--- Start ---
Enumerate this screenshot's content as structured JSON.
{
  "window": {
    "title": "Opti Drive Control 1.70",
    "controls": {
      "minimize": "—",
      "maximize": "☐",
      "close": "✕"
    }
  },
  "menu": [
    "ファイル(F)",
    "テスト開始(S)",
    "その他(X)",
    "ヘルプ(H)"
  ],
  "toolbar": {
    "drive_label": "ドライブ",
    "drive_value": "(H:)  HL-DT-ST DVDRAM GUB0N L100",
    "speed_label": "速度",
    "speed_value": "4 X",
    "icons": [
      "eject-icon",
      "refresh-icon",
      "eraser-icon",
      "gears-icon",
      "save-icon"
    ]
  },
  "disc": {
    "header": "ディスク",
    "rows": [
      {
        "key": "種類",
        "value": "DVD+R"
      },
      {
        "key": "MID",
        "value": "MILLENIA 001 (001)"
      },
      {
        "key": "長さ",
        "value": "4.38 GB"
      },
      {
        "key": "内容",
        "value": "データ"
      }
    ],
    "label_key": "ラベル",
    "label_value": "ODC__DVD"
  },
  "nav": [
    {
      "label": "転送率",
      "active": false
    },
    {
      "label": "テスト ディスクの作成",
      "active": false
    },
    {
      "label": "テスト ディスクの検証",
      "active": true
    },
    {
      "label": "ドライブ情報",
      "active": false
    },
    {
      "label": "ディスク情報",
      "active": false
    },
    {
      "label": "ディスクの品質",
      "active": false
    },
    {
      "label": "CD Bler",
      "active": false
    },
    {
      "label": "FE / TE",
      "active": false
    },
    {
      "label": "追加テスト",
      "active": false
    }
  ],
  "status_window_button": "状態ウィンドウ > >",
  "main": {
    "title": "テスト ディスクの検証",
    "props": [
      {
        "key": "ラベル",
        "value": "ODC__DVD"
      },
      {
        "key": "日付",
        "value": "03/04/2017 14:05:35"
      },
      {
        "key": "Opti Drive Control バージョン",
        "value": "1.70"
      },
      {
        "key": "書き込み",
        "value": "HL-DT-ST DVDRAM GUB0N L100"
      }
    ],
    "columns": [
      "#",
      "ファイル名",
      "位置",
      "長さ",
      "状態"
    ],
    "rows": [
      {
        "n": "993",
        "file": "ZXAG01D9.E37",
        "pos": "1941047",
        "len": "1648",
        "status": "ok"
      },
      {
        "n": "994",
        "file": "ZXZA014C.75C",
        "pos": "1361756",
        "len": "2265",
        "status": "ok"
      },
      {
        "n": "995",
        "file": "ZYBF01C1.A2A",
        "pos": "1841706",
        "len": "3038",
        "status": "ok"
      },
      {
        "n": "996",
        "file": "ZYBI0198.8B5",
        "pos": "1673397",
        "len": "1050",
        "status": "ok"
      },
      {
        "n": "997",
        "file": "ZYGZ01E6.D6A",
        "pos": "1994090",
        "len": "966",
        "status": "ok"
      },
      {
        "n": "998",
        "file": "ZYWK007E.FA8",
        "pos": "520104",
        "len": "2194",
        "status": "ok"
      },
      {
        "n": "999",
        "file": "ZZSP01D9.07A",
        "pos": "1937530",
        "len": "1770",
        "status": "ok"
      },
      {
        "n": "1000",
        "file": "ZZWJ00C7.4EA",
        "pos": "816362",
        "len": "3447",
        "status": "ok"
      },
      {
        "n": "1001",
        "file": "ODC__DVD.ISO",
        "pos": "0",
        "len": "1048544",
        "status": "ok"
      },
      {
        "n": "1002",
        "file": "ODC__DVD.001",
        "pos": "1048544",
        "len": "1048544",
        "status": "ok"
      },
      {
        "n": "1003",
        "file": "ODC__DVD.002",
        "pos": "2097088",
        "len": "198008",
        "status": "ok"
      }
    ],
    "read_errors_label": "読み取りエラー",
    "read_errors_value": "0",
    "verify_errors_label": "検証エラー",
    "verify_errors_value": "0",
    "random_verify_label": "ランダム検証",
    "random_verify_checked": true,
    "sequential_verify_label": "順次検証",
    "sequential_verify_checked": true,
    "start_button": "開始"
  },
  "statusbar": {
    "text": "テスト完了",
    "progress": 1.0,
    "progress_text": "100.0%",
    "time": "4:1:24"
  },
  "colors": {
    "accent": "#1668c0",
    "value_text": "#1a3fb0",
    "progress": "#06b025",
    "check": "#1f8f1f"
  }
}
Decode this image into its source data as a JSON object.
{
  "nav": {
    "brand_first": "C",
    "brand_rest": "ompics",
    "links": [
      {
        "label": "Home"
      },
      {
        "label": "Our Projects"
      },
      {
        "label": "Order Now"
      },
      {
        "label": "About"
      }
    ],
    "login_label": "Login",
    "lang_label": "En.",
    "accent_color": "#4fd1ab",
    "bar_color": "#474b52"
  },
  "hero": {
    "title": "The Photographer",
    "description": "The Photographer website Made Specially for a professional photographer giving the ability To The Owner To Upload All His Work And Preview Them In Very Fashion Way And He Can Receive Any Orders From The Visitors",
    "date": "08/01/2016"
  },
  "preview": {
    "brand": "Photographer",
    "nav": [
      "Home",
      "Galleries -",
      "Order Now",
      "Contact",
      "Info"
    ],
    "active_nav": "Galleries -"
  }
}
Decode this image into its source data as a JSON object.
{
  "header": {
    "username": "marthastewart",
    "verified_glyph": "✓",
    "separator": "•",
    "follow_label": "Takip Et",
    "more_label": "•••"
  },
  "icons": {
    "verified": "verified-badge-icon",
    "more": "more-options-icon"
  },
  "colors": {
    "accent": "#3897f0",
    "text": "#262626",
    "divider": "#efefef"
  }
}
--- End ---
**What the exercise asks**:
Tally the lines in the entries above that hold the word "DVDRAM". Reply with nothing but that count.

**Correct answer**:
2